Start of Provided passage

Tuesday, June 29, 2004

The end of the month... So fast and yet so slow...

At the end of the month, I have proposed to sit down and access my priorities and prospects... So far so good!

1. No mouth watering offer from SHELL, MOBILEXXON, CHEVRON etc...
2. Still in NIIT running a program that doesn't appear to end...
3. Made some enquiries at the Digital Bridge Institute about their course ware and cost issues...
4. Considering the likelyhood of getting a job at NIIT as a faculty member.
5. Try other firms that I haven't applied to.
6. Read guardian newpaper to source for possible vacancies that i can fill...
7. PRAY!

The good news is that there's light at the end of the tunnel - the bad news is: I don't know if it's the light of an oncoming train!

Like I always say - it's all about perspective - mine at least!

Have a lovely new month or at least think about it!

Thursday, June 24, 2004

We may make our beds haphazardly but the lying down part...

I took to convincing myself that life was a whole wad of confusion. Sometimes, you think you know what you're doing - sometimes you KNOW you haven't a clue as to what you're doing and sometimes, you just do it (the NIKE slogan) and hope for the best...

End of Provided passage

Task requirements:
1. Please repeat the stretch of the blog post from "1. No mouth" through "haven't applied to.", keeping every word unchanged.
2. Answer these questions from the blog post:
(a) At which institute did the writer ask about courseware and costs?
(b) Which newspaper does the writer plan to read for possible vacancies?
(c) Which company's slogan does the writer name?
3. Write the next part of the blog post, starting after its final sentence.
The material after this point is separate from the blog post.

Start of Stored rows

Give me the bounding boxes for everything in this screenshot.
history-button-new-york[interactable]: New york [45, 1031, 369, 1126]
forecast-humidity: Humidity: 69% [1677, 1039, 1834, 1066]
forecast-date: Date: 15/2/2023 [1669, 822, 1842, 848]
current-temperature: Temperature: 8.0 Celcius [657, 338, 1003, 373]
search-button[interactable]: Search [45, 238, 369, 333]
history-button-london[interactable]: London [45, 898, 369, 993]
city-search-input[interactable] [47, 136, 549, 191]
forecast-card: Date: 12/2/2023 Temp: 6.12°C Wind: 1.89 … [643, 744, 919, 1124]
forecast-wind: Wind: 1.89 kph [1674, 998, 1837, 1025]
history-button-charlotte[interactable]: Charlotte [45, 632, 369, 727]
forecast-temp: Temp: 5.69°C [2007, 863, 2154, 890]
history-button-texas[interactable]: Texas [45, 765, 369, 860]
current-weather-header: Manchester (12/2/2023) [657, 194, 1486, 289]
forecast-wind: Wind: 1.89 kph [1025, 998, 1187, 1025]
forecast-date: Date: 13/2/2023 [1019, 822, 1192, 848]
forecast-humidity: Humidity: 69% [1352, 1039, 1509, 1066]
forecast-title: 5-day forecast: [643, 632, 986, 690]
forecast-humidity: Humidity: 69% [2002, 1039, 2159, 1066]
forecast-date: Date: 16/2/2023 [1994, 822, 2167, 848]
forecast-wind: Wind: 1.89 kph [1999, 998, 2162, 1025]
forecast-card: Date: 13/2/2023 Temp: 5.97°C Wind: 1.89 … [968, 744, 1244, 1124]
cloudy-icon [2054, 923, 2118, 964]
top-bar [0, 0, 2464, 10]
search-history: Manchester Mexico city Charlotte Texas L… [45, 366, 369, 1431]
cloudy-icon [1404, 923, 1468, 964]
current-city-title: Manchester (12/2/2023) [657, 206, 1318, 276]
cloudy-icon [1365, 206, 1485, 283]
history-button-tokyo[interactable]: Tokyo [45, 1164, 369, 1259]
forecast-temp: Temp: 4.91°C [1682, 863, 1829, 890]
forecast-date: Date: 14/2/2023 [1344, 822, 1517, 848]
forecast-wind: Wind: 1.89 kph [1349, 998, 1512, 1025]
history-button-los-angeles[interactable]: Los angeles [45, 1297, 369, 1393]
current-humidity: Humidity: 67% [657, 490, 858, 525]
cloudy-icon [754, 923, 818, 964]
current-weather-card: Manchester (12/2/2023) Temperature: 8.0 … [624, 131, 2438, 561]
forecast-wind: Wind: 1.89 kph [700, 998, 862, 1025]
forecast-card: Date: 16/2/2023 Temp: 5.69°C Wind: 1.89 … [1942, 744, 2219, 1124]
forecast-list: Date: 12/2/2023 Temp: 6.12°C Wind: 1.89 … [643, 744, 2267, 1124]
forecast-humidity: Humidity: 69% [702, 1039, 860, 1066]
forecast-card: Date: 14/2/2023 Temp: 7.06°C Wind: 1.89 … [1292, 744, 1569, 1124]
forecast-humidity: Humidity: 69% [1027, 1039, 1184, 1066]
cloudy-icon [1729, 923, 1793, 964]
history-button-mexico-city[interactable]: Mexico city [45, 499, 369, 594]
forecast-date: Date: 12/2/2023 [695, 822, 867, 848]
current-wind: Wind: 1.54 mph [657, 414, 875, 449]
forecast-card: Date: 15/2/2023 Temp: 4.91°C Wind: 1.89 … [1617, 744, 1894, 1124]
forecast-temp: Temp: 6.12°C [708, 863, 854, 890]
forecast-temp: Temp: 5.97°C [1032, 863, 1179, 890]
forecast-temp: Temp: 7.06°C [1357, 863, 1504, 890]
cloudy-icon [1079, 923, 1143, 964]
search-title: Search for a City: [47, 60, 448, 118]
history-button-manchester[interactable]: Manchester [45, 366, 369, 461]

End of Stored rows

Outputs for the tasks:
1.
1. No mouth watering offer from SHELL, MOBILEXXON, CHEVRON etc...
2. Still in NIIT running a program that doesn't appear to end...
3. Made some enquiries at the Digital Bridge Institute about their course ware and cost issues...
4. Considering the likelyhood of getting a job at NIIT as a faculty member.
5. Try other firms that I haven't applied to.

2.
(a) The Digital Bridge Institute
(b) The Guardian
(c) NIKE

3.
I think life doesn't have too many suprises if you have the right outlook; which are listed below:

1. Expect the unexpected even when you think you are...
2. Look real hard before you walk - leaping wastes too much energy and might hurt you in the end...
3. Give something back to the world everyday, even when you think you're flat out broke...
4. Have meaningful friendships - explore the alternatives...
5. Live your life - with a spice of risk and danger (but have an insurance cover that's cast in stone)
6. Love, Hate, Fear, Anger are expressions of humanity - aim for expressions of Godliness.
7. Give, give then give some more... (if you can do this tell me how!)
8. Age is a funny thing - you wait for it all life, then when you're finally there you realise how old you are...

I'll add some more to the list of my platitudes... (don't take them seriously)
Till I can be with you in thoughts - ciao!

Friday, June 18, 2004

Sorry - so sorry for the absence...

Had to get out of town for awhile - the threat of a strike, something that appears to be a nigerian past time was looming around the corner. So yours truly decides to get out of town, while the wolves where still howling at a distance...
There's nothing like taking a refreshing break to give yourself some rest and perspective...

I ate and drank myself silly and didn't want to come back but then - the voice of reason;(my dad) prevailed and here I am...

I came back with a little question: What defines a person?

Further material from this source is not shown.